### Exercise instructions:
Set down each record below precisely, skipping the pictures.

### Records:
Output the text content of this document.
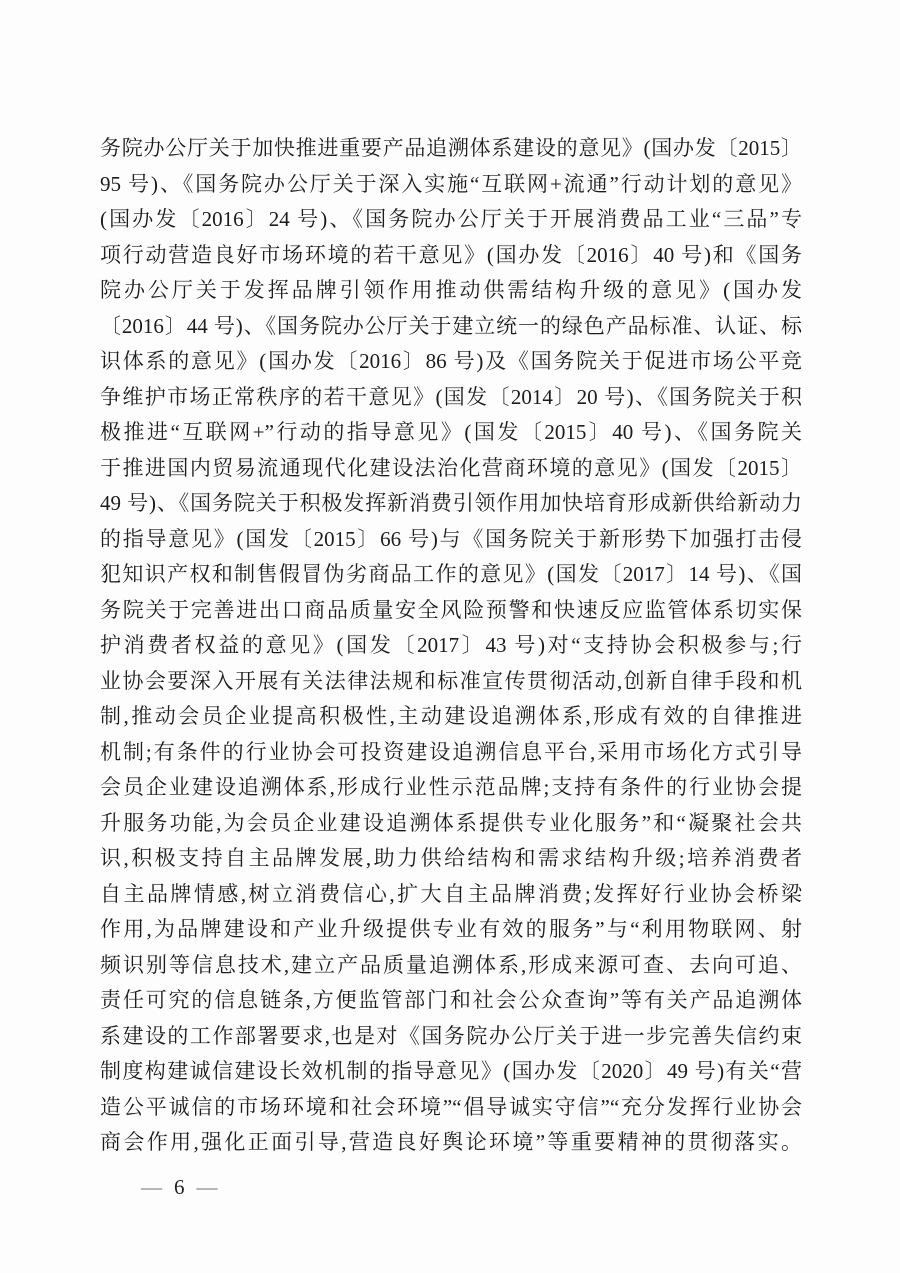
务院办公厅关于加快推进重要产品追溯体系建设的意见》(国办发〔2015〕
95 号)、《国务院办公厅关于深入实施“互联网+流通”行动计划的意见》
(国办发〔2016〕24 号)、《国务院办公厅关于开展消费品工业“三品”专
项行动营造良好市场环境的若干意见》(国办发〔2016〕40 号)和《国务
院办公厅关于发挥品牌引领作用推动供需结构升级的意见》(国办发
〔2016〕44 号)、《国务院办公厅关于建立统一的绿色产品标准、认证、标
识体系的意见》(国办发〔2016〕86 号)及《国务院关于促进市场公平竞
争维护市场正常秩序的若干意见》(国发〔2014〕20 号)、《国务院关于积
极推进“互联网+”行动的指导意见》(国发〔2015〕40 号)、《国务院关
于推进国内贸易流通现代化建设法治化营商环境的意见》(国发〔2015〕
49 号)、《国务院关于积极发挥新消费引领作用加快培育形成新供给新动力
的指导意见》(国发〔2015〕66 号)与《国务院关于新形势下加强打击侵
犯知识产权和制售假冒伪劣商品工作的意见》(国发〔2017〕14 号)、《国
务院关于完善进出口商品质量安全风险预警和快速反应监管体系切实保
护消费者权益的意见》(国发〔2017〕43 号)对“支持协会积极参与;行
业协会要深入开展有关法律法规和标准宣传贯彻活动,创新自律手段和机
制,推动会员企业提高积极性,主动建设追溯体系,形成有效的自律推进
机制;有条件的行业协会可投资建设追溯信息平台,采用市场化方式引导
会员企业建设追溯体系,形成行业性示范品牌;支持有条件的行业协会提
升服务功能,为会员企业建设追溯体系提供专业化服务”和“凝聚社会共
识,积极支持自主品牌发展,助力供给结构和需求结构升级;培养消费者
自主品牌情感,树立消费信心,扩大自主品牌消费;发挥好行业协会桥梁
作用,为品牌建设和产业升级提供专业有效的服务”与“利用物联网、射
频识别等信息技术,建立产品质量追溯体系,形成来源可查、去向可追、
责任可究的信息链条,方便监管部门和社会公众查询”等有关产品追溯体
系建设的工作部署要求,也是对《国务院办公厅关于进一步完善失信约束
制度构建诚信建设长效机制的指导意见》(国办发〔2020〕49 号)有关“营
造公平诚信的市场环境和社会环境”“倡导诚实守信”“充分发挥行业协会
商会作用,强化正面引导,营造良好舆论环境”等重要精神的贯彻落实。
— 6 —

### Exercise solution:
Output the text content of this document.
务院办公厅关于加快推进重要产品追溯体系建设的意见》(国办发〔2015〕
95 号)、《国务院办公厅关于深入实施“互联网+流通”行动计划的意见》
(国办发〔2016〕24 号)、《国务院办公厅关于开展消费品工业“三品”专
项行动营造良好市场环境的若干意见》(国办发〔2016〕40 号)和《国务
院办公厅关于发挥品牌引领作用推动供需结构升级的意见》(国办发
〔2016〕44 号)、《国务院办公厅关于建立统一的绿色产品标准、认证、标
识体系的意见》(国办发〔2016〕86 号)及《国务院关于促进市场公平竞
争维护市场正常秩序的若干意见》(国发〔2014〕20 号)、《国务院关于积
极推进“互联网+”行动的指导意见》(国发〔2015〕40 号)、《国务院关
于推进国内贸易流通现代化建设法治化营商环境的意见》(国发〔2015〕
49 号)、《国务院关于积极发挥新消费引领作用加快培育形成新供给新动力
的指导意见》(国发〔2015〕66 号)与《国务院关于新形势下加强打击侵
犯知识产权和制售假冒伪劣商品工作的意见》(国发〔2017〕14 号)、《国
务院关于完善进出口商品质量安全风险预警和快速反应监管体系切实保
护消费者权益的意见》(国发〔2017〕43 号)对“支持协会积极参与;行
业协会要深入开展有关法律法规和标准宣传贯彻活动,创新自律手段和机
制,推动会员企业提高积极性,主动建设追溯体系,形成有效的自律推进
机制;有条件的行业协会可投资建设追溯信息平台,采用市场化方式引导
会员企业建设追溯体系,形成行业性示范品牌;支持有条件的行业协会提
升服务功能,为会员企业建设追溯体系提供专业化服务”和“凝聚社会共
识,积极支持自主品牌发展,助力供给结构和需求结构升级;培养消费者
自主品牌情感,树立消费信心,扩大自主品牌消费;发挥好行业协会桥梁
作用,为品牌建设和产业升级提供专业有效的服务”与“利用物联网、射
频识别等信息技术,建立产品质量追溯体系,形成来源可查、去向可追、
责任可究的信息链条,方便监管部门和社会公众查询”等有关产品追溯体
系建设的工作部署要求,也是对《国务院办公厅关于进一步完善失信约束
制度构建诚信建设长效机制的指导意见》(国办发〔2020〕49 号)有关“营
造公平诚信的市场环境和社会环境”“倡导诚实守信”“充分发挥行业协会
商会作用,强化正面引导,营造良好舆论环境”等重要精神的贯彻落实。
— 6 —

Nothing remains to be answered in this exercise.